* AIM *
Leave out any pictures and transcribe all other data below exactly.

++++ RECORDED DATA ++++

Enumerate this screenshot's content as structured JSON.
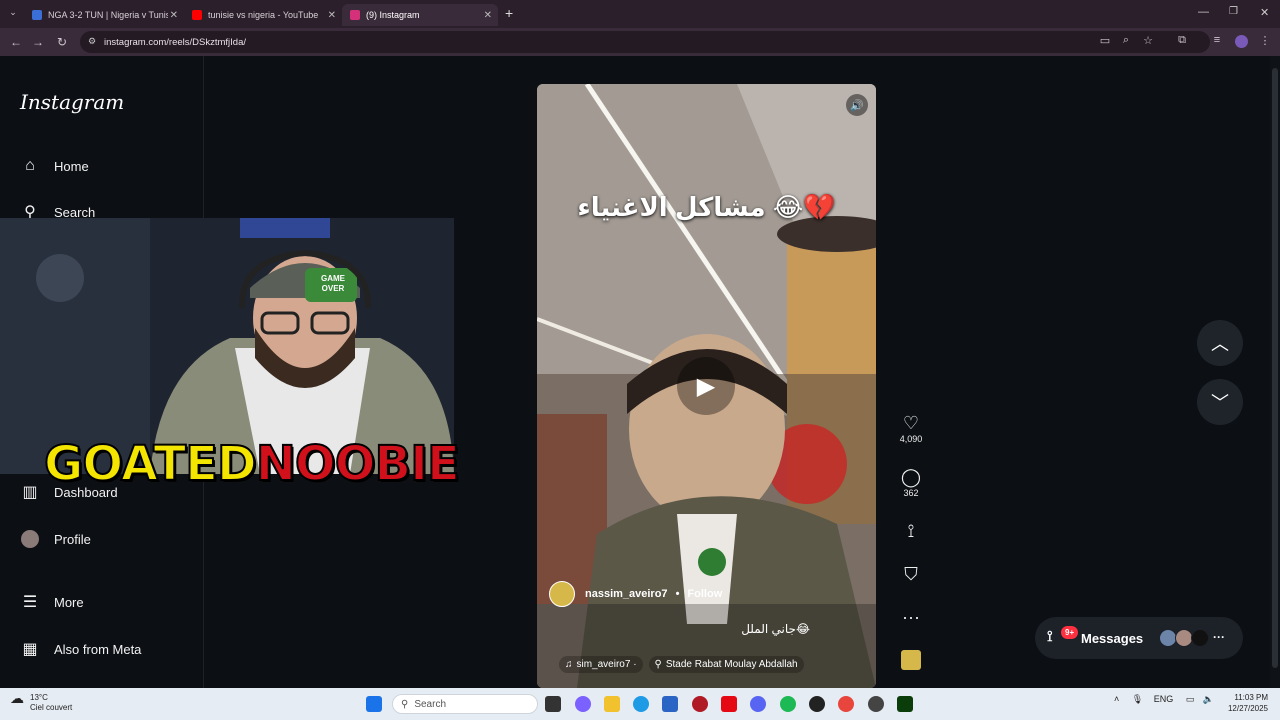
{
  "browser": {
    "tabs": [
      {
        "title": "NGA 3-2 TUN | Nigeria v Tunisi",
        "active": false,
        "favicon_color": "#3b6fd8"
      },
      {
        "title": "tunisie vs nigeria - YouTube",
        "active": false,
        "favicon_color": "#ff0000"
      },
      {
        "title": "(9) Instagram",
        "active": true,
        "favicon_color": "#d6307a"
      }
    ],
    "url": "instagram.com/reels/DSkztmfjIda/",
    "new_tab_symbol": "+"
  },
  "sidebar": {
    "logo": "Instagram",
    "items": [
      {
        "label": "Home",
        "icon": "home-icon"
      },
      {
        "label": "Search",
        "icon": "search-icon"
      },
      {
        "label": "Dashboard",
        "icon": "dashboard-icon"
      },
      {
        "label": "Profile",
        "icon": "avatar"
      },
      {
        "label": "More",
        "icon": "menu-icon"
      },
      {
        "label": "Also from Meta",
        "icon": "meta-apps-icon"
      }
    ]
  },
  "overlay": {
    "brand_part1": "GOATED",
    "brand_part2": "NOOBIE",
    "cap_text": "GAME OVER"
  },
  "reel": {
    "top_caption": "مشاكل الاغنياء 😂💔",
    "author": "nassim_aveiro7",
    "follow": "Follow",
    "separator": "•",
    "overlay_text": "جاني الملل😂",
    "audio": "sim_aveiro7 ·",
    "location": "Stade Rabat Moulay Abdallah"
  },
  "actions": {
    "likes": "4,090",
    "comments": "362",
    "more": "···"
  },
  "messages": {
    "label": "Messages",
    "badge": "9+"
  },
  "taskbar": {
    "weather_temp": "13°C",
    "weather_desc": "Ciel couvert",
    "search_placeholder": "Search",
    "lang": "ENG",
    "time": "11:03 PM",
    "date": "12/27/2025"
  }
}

++++

* ANSWER TO THIS TASK *
Enumerate this screenshot's content as structured JSON.
{
  "browser": {
    "tabs": [
      {
        "title": "NGA 3-2 TUN | Nigeria v Tunisi",
        "active": false,
        "favicon_color": "#3b6fd8"
      },
      {
        "title": "tunisie vs nigeria - YouTube",
        "active": false,
        "favicon_color": "#ff0000"
      },
      {
        "title": "(9) Instagram",
        "active": true,
        "favicon_color": "#d6307a"
      }
    ],
    "url": "instagram.com/reels/DSkztmfjIda/",
    "new_tab_symbol": "+"
  },
  "sidebar": {
    "logo": "Instagram",
    "items": [
      {
        "label": "Home",
        "icon": "home-icon"
      },
      {
        "label": "Search",
        "icon": "search-icon"
      },
      {
        "label": "Dashboard",
        "icon": "dashboard-icon"
      },
      {
        "label": "Profile",
        "icon": "avatar"
      },
      {
        "label": "More",
        "icon": "menu-icon"
      },
      {
        "label": "Also from Meta",
        "icon": "meta-apps-icon"
      }
    ]
  },
  "overlay": {
    "brand_part1": "GOATED",
    "brand_part2": "NOOBIE",
    "cap_text": "GAME OVER"
  },
  "reel": {
    "top_caption": "مشاكل الاغنياء 😂💔",
    "author": "nassim_aveiro7",
    "follow": "Follow",
    "separator": "•",
    "overlay_text": "جاني الملل😂",
    "audio": "sim_aveiro7 ·",
    "location": "Stade Rabat Moulay Abdallah"
  },
  "actions": {
    "likes": "4,090",
    "comments": "362",
    "more": "···"
  },
  "messages": {
    "label": "Messages",
    "badge": "9+"
  },
  "taskbar": {
    "weather_temp": "13°C",
    "weather_desc": "Ciel couvert",
    "search_placeholder": "Search",
    "lang": "ENG",
    "time": "11:03 PM",
    "date": "12/27/2025"
  }
}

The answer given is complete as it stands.